### Problem statement
Scan the listing below. Report each line that includes "label".

-- start Task data --

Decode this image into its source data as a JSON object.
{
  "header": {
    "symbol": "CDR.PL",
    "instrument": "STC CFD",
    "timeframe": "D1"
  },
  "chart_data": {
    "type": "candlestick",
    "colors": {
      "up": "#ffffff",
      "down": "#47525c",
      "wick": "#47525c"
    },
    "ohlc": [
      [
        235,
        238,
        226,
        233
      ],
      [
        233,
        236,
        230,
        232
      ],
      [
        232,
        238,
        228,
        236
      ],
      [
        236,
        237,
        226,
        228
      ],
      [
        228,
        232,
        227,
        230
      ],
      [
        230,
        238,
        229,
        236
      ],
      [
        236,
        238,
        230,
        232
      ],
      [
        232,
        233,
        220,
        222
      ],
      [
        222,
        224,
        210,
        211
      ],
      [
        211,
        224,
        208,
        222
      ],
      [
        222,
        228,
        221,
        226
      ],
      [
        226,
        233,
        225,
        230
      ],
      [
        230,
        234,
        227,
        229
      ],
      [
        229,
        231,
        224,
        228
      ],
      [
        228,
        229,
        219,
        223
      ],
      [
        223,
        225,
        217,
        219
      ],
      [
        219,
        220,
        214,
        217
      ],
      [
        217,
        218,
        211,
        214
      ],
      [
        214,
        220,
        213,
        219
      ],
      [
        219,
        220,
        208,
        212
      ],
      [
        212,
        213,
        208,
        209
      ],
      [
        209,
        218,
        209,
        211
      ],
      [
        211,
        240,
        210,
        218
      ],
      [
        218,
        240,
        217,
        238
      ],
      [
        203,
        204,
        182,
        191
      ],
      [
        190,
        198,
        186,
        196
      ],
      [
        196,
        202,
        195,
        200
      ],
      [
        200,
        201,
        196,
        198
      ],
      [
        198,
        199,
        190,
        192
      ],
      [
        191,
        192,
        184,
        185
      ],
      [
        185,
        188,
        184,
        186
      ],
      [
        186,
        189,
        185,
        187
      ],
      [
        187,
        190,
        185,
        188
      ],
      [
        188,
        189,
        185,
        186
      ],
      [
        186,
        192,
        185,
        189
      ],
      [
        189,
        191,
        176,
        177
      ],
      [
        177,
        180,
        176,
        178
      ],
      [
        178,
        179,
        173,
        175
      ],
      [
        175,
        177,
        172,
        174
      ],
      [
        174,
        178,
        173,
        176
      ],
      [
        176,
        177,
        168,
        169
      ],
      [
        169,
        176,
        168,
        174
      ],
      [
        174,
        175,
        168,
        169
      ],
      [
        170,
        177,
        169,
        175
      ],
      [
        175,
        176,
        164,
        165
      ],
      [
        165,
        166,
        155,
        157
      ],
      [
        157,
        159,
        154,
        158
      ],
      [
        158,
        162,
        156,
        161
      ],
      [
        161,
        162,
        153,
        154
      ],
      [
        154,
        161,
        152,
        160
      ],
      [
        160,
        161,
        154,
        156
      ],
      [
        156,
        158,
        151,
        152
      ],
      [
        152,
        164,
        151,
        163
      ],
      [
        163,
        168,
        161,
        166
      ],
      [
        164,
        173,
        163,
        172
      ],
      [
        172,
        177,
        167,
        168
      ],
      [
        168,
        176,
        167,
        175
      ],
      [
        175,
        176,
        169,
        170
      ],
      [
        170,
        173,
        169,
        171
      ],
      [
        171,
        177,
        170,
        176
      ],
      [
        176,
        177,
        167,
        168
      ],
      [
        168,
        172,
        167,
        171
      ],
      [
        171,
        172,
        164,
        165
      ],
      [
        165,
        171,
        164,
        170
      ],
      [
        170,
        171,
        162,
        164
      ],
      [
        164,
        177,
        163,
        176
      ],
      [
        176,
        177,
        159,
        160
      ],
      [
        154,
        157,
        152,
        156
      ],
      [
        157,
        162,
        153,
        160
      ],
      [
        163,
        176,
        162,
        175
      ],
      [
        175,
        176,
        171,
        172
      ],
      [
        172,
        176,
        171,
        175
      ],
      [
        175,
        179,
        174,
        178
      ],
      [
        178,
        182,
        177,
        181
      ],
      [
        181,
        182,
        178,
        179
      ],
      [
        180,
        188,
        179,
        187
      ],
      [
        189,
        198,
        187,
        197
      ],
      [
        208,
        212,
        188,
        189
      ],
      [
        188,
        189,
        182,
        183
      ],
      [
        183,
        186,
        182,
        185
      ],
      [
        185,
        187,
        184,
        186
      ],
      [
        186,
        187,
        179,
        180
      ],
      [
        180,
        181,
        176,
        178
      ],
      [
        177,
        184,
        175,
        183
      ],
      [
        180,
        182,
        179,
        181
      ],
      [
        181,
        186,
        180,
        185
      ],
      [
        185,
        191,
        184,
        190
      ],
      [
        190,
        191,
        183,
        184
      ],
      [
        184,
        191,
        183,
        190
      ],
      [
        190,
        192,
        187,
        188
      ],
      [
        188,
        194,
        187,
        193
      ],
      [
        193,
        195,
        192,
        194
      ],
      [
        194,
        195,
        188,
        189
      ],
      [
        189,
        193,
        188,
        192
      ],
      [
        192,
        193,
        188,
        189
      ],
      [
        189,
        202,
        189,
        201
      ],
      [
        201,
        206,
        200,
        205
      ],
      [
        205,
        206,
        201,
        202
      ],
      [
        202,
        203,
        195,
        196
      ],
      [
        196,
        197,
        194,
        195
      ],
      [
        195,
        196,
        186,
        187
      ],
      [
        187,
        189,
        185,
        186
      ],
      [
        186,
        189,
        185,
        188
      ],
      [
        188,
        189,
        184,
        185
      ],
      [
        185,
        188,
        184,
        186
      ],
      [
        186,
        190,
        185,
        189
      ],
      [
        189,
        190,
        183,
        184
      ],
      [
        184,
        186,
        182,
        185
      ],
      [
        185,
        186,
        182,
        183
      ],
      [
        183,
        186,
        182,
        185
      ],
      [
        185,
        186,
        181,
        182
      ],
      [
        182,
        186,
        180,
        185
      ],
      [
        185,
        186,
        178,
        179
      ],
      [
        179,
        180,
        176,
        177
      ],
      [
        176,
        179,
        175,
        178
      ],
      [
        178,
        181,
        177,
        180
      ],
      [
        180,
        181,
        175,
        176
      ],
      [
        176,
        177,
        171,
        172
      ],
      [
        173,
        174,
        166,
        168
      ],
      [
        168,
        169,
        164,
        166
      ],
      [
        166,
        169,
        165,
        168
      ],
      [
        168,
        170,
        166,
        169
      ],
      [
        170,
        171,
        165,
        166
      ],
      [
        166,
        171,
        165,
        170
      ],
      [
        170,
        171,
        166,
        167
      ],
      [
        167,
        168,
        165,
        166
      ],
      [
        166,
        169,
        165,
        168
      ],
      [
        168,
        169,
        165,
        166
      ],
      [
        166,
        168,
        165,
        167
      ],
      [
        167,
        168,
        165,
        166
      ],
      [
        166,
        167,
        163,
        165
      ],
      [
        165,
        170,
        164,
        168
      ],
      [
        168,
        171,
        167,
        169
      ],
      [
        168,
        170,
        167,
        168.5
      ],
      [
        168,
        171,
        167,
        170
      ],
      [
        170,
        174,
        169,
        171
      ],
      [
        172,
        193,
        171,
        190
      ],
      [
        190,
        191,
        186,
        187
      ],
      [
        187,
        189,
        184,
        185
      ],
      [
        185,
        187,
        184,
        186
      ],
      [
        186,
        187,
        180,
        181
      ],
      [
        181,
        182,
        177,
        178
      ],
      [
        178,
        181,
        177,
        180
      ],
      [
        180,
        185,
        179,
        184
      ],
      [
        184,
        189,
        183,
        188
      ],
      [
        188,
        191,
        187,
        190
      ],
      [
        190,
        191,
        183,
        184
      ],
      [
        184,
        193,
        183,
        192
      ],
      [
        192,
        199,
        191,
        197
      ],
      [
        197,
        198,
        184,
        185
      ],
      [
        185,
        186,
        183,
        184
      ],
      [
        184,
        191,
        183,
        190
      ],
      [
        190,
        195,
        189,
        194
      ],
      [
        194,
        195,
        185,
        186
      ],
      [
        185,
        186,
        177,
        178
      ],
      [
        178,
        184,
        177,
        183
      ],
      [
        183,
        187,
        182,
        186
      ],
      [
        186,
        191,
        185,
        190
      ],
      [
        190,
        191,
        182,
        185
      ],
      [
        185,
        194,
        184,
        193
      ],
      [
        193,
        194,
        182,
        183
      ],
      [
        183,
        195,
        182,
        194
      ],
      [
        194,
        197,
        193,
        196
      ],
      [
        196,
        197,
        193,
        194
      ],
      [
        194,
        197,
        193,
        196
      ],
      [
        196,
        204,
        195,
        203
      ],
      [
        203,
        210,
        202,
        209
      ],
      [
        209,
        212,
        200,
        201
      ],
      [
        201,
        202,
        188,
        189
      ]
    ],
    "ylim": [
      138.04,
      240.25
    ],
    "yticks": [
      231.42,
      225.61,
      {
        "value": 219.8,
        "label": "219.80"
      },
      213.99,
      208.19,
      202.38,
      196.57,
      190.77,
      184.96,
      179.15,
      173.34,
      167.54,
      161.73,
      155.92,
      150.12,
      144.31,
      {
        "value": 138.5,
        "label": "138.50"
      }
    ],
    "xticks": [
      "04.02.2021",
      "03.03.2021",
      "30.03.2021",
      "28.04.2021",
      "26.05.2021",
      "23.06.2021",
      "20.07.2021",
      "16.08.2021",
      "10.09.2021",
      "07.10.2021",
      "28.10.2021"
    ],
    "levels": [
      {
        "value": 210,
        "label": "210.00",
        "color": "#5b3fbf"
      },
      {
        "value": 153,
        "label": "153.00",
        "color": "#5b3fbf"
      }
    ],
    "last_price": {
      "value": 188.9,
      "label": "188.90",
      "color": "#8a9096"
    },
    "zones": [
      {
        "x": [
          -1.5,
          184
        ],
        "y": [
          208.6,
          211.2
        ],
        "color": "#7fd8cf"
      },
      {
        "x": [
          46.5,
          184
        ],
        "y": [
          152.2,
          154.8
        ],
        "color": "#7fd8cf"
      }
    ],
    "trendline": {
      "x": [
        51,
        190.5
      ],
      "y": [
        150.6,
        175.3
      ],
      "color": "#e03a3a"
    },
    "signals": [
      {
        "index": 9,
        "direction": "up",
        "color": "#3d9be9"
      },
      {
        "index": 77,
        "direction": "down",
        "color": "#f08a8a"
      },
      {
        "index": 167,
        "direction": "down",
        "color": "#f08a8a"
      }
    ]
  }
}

-- end Task data --

### Solution to this task
        "label": "219.80"
        "label": "138.50"
        "label": "210.00",
        "label": "153.00",
      "label": "188.90",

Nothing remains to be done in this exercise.